** TASK BRIEF **
Make a verbatim copy of the entries below; pictures stay out.

** EXERCISE MATERIAL **
## Start

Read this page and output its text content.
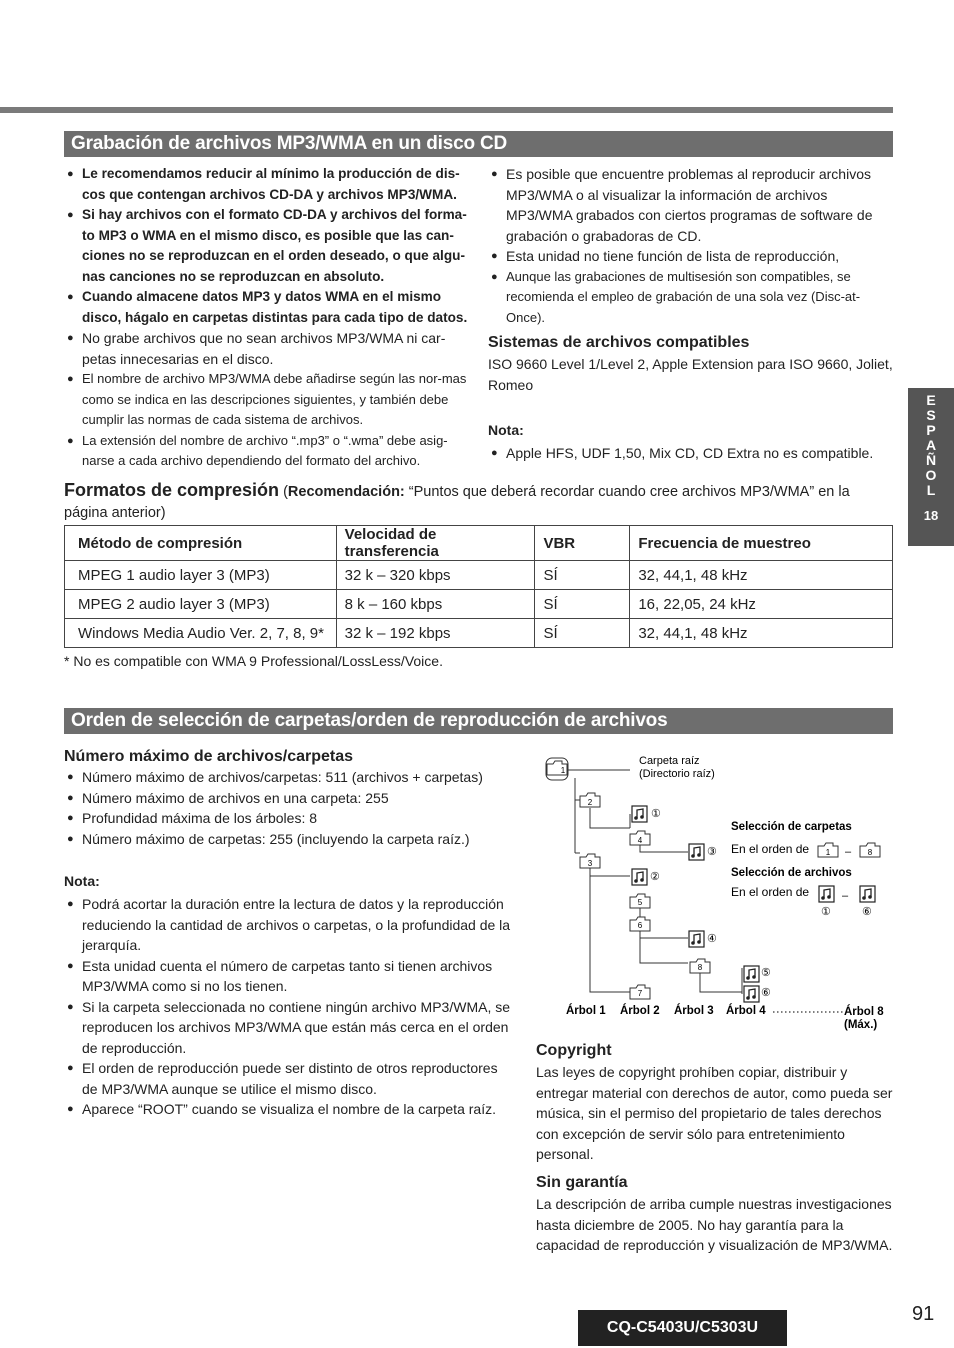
Grabación de archivos MP3/WMA en un disco CD
● Le recomendamos reducir al mínimo la producción de dis-cos que contengan archivos CD-DA y archivos MP3/WMA.
● Si hay archivos con el formato CD-DA y archivos del forma-to MP3 o WMA en el mismo disco, es posible que las can-ciones no se reproduzcan en el orden deseado, o que algu-nas canciones no se reproduzcan en absoluto.
● Cuando almacene datos MP3 y datos WMA en el mismo disco, hágalo en carpetas distintas para cada tipo de datos.
● No grabe archivos que no sean archivos MP3/WMA ni car-petas innecesarias en el disco.
● El nombre de archivo MP3/WMA debe añadirse según las nor-mas como se indica en las descripciones siguientes, y también debe cumplir las normas de cada sistema de archivos.
● La extensión del nombre de archivo “.mp3” o “.wma” debe asig-narse a cada archivo dependiendo del formato del archivo.
● Es posible que encuentre problemas al reproducir archivos MP3/WMA o al visualizar la información de archivos MP3/WMA grabados con ciertos programas de software de grabación o grabadoras de CD.
● Esta unidad no tiene función de lista de reproducción,
● Aunque las grabaciones de multisesión son compatibles, se recomienda el empleo de grabación de una sola vez (Disc-at-Once).
Sistemas de archivos compatibles
ISO 9660 Level 1/Level 2, Apple Extension para ISO 9660, Joliet, Romeo
Nota:
● Apple HFS, UDF 1,50, Mix CD, CD Extra no es compatible.
Formatos de compresión (Recomendación: “Puntos que deberá recordar cuando cree archivos MP3/WMA” en la página anterior)
Método de compresión	Velocidad de transferencia	VBR	Frecuencia de muestreo
MPEG 1 audio layer 3 (MP3)	32 k – 320 kbps	SÍ	32, 44,1, 48 kHz
MPEG 2 audio layer 3 (MP3)	8 k – 160 kbps	SÍ	16, 22,05, 24 kHz
Windows Media Audio Ver. 2, 7, 8, 9*	32 k – 192 kbps	SÍ	32, 44,1, 48 kHz
* No es compatible con WMA 9 Professional/LossLess/Voice.
Orden de selección de carpetas/orden de reproducción de archivos
Número máximo de archivos/carpetas
● Número máximo de archivos/carpetas: 511 (archivos + carpetas)
● Número máximo de archivos en una carpeta: 255
● Profundidad máxima de los árboles: 8
● Número máximo de carpetas: 255 (incluyendo la carpeta raíz.)
Nota:
● Podrá acortar la duración entre la lectura de datos y la reproducción reduciendo la cantidad de archivos o carpetas, o la profundidad de la jerarquía.
● Esta unidad cuenta el número de carpetas tanto si tienen archivos MP3/WMA como si no los tienen.
● Si la carpeta seleccionada no contiene ningún archivo MP3/WMA, se reproducen los archivos MP3/WMA que están más cerca en el orden de reproducción.
● El orden de reproducción puede ser distinto de otros reproductores de MP3/WMA aunque se utilice el mismo disco.
● Aparece “ROOT” cuando se visualiza el nombre de la carpeta raíz.
1
Carpeta raíz
(Directorio raíz)
2
①
4
③
3
②
5
6
④
8	⑤
⑥
7
Selección de carpetas
En el orden de 1 – 8
Selección de archivos
En el orden de
①
–
⑥
Árbol 1 Árbol 2 Árbol 3 Árbol 4	Árbol 8
(Máx.)
Copyright
Las leyes de copyright prohíben copiar, distribuir y entregar material con derechos de autor, como pueda ser música, sin el permiso del propietario de tales derechos con excepción de servir sólo para entretenimiento personal.
Sin garantía
La descripción de arriba cumple nuestras investigaciones hasta diciembre de 2005. No hay garantía para la capacidad de reproducción y visualización de MP3/WMA.
E
S
P
A
Ñ
O
L
18
CQ-C5403U/C5303U
91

## End

** RESPONSE TO THIS EXERCISE **
Read this page and output its text content.
Grabación de archivos MP3/WMA en un disco CD
● Le recomendamos reducir al mínimo la producción de dis-cos que contengan archivos CD-DA y archivos MP3/WMA.
● Si hay archivos con el formato CD-DA y archivos del forma-to MP3 o WMA en el mismo disco, es posible que las can-ciones no se reproduzcan en el orden deseado, o que algu-nas canciones no se reproduzcan en absoluto.
● Cuando almacene datos MP3 y datos WMA en el mismo disco, hágalo en carpetas distintas para cada tipo de datos.
● No grabe archivos que no sean archivos MP3/WMA ni car-petas innecesarias en el disco.
● El nombre de archivo MP3/WMA debe añadirse según las nor-mas como se indica en las descripciones siguientes, y también debe cumplir las normas de cada sistema de archivos.
● La extensión del nombre de archivo “.mp3” o “.wma” debe asig-narse a cada archivo dependiendo del formato del archivo.
● Es posible que encuentre problemas al reproducir archivos MP3/WMA o al visualizar la información de archivos MP3/WMA grabados con ciertos programas de software de grabación o grabadoras de CD.
● Esta unidad no tiene función de lista de reproducción,
● Aunque las grabaciones de multisesión son compatibles, se recomienda el empleo de grabación de una sola vez (Disc-at-Once).
Sistemas de archivos compatibles
ISO 9660 Level 1/Level 2, Apple Extension para ISO 9660, Joliet, Romeo
Nota:
● Apple HFS, UDF 1,50, Mix CD, CD Extra no es compatible.
Formatos de compresión (Recomendación: “Puntos que deberá recordar cuando cree archivos MP3/WMA” en la página anterior)
Método de compresión	Velocidad de transferencia	VBR	Frecuencia de muestreo
MPEG 1 audio layer 3 (MP3)	32 k – 320 kbps	SÍ	32, 44,1, 48 kHz
MPEG 2 audio layer 3 (MP3)	8 k – 160 kbps	SÍ	16, 22,05, 24 kHz
Windows Media Audio Ver. 2, 7, 8, 9*	32 k – 192 kbps	SÍ	32, 44,1, 48 kHz
* No es compatible con WMA 9 Professional/LossLess/Voice.
Orden de selección de carpetas/orden de reproducción de archivos
Número máximo de archivos/carpetas
● Número máximo de archivos/carpetas: 511 (archivos + carpetas)
● Número máximo de archivos en una carpeta: 255
● Profundidad máxima de los árboles: 8
● Número máximo de carpetas: 255 (incluyendo la carpeta raíz.)
Nota:
● Podrá acortar la duración entre la lectura de datos y la reproducción reduciendo la cantidad de archivos o carpetas, o la profundidad de la jerarquía.
● Esta unidad cuenta el número de carpetas tanto si tienen archivos MP3/WMA como si no los tienen.
● Si la carpeta seleccionada no contiene ningún archivo MP3/WMA, se reproducen los archivos MP3/WMA que están más cerca en el orden de reproducción.
● El orden de reproducción puede ser distinto de otros reproductores de MP3/WMA aunque se utilice el mismo disco.
● Aparece “ROOT” cuando se visualiza el nombre de la carpeta raíz.
1
Carpeta raíz
(Directorio raíz)
2
①
4
③
3
②
5
6
④
8	⑤
⑥
7
Selección de carpetas
En el orden de 1 – 8
Selección de archivos
En el orden de
①
–
⑥
Árbol 1 Árbol 2 Árbol 3 Árbol 4	Árbol 8
(Máx.)
Copyright
Las leyes de copyright prohíben copiar, distribuir y entregar material con derechos de autor, como pueda ser música, sin el permiso del propietario de tales derechos con excepción de servir sólo para entretenimiento personal.
Sin garantía
La descripción de arriba cumple nuestras investigaciones hasta diciembre de 2005. No hay garantía para la capacidad de reproducción y visualización de MP3/WMA.
E
S
P
A
Ñ
O
L
18
CQ-C5403U/C5303U
91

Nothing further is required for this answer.